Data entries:
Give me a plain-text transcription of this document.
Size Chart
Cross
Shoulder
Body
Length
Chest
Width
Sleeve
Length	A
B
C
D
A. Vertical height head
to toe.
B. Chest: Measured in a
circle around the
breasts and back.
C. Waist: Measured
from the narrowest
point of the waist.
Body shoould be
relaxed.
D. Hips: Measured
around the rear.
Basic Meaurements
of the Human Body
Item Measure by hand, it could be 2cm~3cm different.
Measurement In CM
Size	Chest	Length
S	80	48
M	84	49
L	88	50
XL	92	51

TASK PROMPT: Hand back the material above in full, exactly as written.

ANSWER TO THE TASK:
Give me a plain-text transcription of this document.
Size Chart
Cross
Shoulder
Body
Length
Chest
Width
Sleeve
Length	A
B
C
D
A. Vertical height head
to toe.
B. Chest: Measured in a
circle around the
breasts and back.
C. Waist: Measured
from the narrowest
point of the waist.
Body shoould be
relaxed.
D. Hips: Measured
around the rear.
Basic Meaurements
of the Human Body
Item Measure by hand, it could be 2cm~3cm different.
Measurement In CM
Size	Chest	Length
S	80	48
M	84	49
L	88	50
XL	92	51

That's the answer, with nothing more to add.